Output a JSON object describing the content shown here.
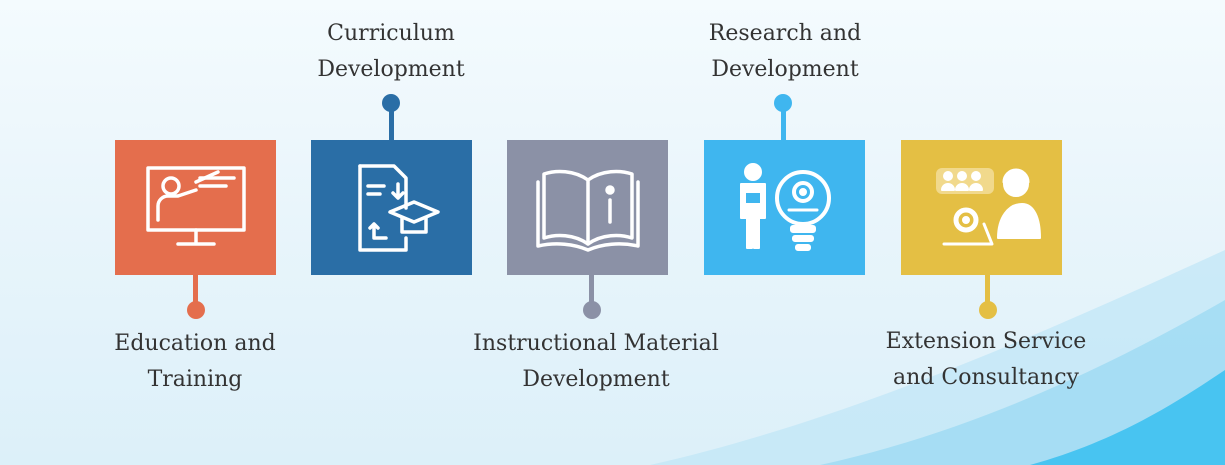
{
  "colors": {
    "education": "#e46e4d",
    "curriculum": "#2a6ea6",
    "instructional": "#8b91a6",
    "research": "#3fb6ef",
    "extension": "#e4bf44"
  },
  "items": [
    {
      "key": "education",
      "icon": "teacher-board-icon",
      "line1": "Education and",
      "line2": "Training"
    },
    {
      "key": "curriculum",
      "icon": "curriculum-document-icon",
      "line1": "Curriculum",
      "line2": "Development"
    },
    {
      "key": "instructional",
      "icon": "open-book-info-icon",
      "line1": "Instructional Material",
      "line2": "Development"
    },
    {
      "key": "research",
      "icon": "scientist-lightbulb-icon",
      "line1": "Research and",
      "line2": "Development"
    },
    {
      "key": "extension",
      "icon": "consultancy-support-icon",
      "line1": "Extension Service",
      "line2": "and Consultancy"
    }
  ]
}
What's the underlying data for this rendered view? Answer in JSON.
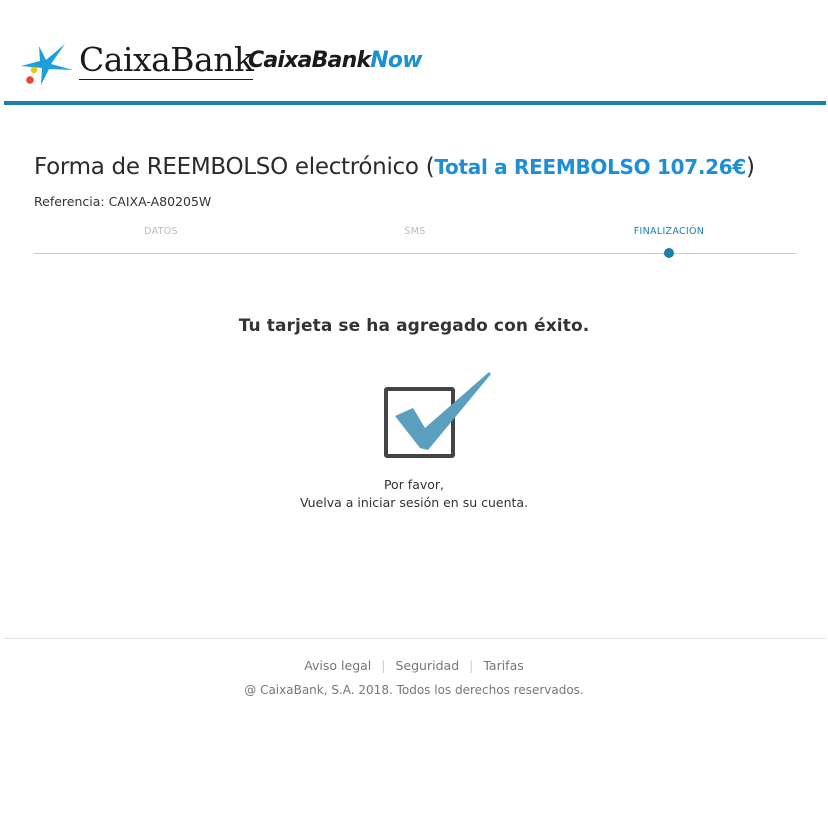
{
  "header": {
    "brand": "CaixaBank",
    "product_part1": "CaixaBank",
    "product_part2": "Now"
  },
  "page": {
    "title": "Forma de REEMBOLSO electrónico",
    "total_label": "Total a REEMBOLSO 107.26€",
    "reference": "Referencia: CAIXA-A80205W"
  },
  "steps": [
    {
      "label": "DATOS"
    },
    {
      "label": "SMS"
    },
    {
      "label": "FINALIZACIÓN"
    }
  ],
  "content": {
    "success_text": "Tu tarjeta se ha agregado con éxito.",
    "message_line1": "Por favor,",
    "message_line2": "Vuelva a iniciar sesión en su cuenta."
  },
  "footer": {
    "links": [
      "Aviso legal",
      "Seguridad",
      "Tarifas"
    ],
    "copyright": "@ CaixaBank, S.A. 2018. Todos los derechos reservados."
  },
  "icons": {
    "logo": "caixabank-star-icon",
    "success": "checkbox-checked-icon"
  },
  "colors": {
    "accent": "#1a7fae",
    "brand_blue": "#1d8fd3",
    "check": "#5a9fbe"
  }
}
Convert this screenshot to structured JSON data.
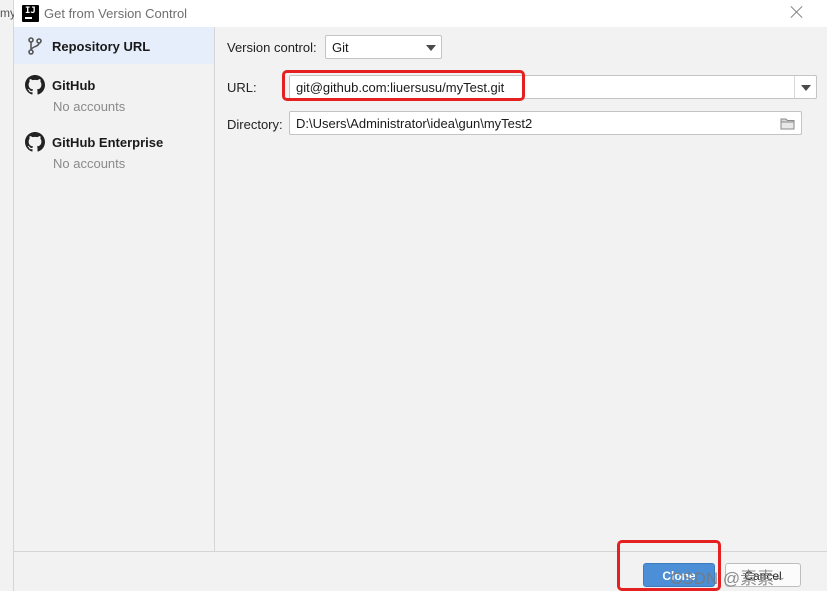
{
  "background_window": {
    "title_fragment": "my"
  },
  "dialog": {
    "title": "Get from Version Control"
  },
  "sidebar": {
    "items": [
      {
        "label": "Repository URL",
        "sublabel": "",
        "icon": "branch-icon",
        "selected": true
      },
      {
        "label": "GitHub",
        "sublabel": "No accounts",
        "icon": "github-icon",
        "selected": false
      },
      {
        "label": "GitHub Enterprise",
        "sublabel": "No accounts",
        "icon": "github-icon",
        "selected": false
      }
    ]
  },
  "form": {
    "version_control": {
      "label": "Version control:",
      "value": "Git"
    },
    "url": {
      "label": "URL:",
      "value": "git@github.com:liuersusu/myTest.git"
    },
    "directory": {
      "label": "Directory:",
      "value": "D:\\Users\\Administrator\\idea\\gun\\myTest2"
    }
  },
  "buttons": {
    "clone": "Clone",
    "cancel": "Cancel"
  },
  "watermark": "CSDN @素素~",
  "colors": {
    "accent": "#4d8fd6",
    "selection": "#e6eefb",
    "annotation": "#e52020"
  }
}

_Problem to work on:_ Without including any pictures, reproduce the listing exactly.

_Full response:_
Output a JSON object describing the content shown here.
{
  "colors": {
    "education": "#e46e4d",
    "curriculum": "#2a6ea6",
    "instructional": "#8b91a6",
    "research": "#3fb6ef",
    "extension": "#e4bf44"
  },
  "items": [
    {
      "key": "education",
      "icon": "teacher-board-icon",
      "line1": "Education and",
      "line2": "Training"
    },
    {
      "key": "curriculum",
      "icon": "curriculum-document-icon",
      "line1": "Curriculum",
      "line2": "Development"
    },
    {
      "key": "instructional",
      "icon": "open-book-info-icon",
      "line1": "Instructional Material",
      "line2": "Development"
    },
    {
      "key": "research",
      "icon": "scientist-lightbulb-icon",
      "line1": "Research and",
      "line2": "Development"
    },
    {
      "key": "extension",
      "icon": "consultancy-support-icon",
      "line1": "Extension Service",
      "line2": "and Consultancy"
    }
  ]
}
What's the underlying data for this rendered view? Answer in JSON.
{
  "header": {
    "brand": "CaixaBank",
    "product_part1": "CaixaBank",
    "product_part2": "Now"
  },
  "page": {
    "title": "Forma de REEMBOLSO electrónico",
    "total_label": "Total a REEMBOLSO 107.26€",
    "reference": "Referencia: CAIXA-A80205W"
  },
  "steps": [
    {
      "label": "DATOS"
    },
    {
      "label": "SMS"
    },
    {
      "label": "FINALIZACIÓN"
    }
  ],
  "content": {
    "success_text": "Tu tarjeta se ha agregado con éxito.",
    "message_line1": "Por favor,",
    "message_line2": "Vuelva a iniciar sesión en su cuenta."
  },
  "footer": {
    "links": [
      "Aviso legal",
      "Seguridad",
      "Tarifas"
    ],
    "copyright": "@ CaixaBank, S.A. 2018. Todos los derechos reservados."
  },
  "icons": {
    "logo": "caixabank-star-icon",
    "success": "checkbox-checked-icon"
  },
  "colors": {
    "accent": "#1a7fae",
    "brand_blue": "#1d8fd3",
    "check": "#5a9fbe"
  }
}
Convert this screenshot to structured JSON data.
{
  "background_window": {
    "title_fragment": "my"
  },
  "dialog": {
    "title": "Get from Version Control"
  },
  "sidebar": {
    "items": [
      {
        "label": "Repository URL",
        "sublabel": "",
        "icon": "branch-icon",
        "selected": true
      },
      {
        "label": "GitHub",
        "sublabel": "No accounts",
        "icon": "github-icon",
        "selected": false
      },
      {
        "label": "GitHub Enterprise",
        "sublabel": "No accounts",
        "icon": "github-icon",
        "selected": false
      }
    ]
  },
  "form": {
    "version_control": {
      "label": "Version control:",
      "value": "Git"
    },
    "url": {
      "label": "URL:",
      "value": "git@github.com:liuersusu/myTest.git"
    },
    "directory": {
      "label": "Directory:",
      "value": "D:\\Users\\Administrator\\idea\\gun\\myTest2"
    }
  },
  "buttons": {
    "clone": "Clone",
    "cancel": "Cancel"
  },
  "watermark": "CSDN @素素~",
  "colors": {
    "accent": "#4d8fd6",
    "selection": "#e6eefb",
    "annotation": "#e52020"
  }
}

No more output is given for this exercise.